Provided entries:
▬▬▬▬▬▬

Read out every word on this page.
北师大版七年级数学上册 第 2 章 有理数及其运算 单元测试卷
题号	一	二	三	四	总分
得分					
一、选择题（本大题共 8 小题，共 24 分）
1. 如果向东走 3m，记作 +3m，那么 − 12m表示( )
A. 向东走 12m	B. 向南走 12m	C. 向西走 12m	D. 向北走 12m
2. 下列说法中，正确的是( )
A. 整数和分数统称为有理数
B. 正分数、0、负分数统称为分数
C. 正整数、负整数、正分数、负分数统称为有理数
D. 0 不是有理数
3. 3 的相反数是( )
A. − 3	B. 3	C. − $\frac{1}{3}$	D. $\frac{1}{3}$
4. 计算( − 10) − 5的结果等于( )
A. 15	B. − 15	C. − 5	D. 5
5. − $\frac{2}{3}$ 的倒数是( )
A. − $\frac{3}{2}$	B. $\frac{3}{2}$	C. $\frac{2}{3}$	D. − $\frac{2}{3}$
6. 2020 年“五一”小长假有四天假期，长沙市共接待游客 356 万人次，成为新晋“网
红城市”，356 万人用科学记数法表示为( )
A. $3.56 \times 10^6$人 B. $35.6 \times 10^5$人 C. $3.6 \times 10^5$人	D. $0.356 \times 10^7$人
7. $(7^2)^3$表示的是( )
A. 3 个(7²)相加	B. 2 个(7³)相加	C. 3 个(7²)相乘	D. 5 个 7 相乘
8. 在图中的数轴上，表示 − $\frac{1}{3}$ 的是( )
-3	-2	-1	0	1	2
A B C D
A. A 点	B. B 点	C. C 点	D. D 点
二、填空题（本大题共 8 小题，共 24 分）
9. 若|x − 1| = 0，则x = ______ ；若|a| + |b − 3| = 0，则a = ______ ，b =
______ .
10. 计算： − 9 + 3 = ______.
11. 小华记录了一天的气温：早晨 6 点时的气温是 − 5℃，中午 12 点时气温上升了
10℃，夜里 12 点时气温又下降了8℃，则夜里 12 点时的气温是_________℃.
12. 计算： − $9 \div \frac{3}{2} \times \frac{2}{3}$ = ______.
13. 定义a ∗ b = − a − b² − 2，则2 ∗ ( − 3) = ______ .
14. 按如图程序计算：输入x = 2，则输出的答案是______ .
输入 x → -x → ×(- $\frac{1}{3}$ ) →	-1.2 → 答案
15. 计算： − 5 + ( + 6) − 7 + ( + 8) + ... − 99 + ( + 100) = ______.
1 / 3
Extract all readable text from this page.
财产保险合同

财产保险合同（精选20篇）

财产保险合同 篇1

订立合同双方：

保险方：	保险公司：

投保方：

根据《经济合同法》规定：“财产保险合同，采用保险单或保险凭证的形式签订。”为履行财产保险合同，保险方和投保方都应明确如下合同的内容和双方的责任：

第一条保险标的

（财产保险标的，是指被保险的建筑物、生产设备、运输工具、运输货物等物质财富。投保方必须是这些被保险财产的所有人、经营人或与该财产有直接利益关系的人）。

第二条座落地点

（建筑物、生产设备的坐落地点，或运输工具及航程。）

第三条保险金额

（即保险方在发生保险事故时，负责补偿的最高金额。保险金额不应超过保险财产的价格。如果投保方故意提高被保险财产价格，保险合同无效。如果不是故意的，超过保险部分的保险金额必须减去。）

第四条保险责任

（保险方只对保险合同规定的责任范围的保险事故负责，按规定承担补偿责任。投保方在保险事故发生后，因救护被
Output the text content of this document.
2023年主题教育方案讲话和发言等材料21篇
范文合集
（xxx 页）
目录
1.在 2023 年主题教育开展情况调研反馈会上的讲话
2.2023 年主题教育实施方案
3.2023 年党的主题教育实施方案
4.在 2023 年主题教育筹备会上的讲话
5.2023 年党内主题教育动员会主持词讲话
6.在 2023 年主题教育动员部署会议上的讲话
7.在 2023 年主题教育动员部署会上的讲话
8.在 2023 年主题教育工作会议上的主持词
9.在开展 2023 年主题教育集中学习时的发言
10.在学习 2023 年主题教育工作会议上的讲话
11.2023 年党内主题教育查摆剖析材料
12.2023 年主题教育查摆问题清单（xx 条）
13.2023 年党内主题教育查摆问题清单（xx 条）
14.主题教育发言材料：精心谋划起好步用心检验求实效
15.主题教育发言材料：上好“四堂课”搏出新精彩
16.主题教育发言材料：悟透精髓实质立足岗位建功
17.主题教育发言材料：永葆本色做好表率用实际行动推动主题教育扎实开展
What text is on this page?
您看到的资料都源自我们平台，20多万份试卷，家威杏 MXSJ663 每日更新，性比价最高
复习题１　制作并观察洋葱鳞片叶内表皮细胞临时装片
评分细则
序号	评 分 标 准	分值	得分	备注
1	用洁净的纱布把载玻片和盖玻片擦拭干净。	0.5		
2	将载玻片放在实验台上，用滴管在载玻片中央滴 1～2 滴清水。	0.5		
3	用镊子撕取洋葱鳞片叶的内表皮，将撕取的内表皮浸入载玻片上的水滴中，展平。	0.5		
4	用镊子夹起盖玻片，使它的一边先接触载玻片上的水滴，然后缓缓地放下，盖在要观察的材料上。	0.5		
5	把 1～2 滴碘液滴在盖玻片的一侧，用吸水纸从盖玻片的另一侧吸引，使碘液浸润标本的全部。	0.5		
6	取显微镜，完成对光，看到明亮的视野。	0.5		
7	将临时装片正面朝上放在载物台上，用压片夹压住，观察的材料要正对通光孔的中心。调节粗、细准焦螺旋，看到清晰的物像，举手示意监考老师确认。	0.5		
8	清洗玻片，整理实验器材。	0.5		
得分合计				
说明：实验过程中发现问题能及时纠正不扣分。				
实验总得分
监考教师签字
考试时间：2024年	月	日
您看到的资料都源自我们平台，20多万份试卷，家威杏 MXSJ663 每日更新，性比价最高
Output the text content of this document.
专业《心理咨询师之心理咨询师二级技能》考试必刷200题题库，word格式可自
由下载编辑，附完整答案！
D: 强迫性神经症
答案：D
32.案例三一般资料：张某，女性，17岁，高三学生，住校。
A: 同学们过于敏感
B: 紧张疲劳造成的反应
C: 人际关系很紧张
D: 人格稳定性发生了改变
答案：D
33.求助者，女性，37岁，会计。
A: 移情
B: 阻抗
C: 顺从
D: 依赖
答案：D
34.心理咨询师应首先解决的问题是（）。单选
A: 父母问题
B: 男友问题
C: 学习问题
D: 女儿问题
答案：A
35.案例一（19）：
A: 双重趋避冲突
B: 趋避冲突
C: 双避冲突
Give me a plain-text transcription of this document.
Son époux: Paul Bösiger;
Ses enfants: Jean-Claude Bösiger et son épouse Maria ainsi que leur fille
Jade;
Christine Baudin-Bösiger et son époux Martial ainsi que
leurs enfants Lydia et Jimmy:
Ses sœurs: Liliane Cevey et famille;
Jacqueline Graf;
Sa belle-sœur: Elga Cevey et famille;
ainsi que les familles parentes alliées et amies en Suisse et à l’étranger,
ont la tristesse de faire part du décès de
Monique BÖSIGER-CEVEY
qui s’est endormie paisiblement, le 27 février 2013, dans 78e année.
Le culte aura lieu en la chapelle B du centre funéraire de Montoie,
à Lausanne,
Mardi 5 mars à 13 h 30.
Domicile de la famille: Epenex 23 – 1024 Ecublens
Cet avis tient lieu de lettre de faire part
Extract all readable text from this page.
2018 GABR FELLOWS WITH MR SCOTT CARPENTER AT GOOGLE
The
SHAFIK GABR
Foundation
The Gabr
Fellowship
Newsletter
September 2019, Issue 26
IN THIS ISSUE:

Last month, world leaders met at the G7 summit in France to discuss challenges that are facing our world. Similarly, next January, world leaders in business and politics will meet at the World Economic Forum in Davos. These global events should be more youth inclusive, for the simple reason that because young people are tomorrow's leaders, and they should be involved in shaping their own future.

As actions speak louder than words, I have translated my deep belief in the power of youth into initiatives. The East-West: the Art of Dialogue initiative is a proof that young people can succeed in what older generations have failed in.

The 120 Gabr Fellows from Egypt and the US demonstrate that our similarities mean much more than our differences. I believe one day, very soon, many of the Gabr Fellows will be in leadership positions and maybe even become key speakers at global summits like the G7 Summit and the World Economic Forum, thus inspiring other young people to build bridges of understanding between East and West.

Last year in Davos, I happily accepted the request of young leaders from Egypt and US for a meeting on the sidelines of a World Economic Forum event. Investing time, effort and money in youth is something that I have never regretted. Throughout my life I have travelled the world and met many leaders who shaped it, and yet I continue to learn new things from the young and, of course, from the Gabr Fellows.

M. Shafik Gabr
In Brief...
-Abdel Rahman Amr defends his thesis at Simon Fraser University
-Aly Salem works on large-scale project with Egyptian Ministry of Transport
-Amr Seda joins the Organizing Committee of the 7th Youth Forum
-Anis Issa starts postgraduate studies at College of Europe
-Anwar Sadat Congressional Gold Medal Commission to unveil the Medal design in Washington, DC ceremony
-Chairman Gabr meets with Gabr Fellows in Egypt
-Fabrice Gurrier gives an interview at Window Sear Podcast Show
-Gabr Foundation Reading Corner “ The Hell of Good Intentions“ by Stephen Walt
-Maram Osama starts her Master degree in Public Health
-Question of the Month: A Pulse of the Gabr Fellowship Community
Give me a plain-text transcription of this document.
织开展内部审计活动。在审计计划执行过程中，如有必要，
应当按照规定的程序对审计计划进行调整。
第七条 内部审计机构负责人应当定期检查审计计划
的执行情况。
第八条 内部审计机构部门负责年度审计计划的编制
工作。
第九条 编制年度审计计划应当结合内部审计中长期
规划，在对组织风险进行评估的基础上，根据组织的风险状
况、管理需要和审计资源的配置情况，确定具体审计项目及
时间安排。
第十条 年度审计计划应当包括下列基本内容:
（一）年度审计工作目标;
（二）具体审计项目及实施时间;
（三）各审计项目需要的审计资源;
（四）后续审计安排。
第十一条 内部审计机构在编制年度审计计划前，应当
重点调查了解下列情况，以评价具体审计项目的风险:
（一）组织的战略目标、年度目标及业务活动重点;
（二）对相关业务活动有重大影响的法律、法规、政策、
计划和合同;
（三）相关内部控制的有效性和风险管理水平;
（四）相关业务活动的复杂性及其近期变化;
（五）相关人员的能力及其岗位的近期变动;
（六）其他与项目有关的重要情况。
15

▬▬▬▬▬▬

Stated task: Only the number is wanted: how many lines of the material above include the word "财产保险合同"?

Task answer: 4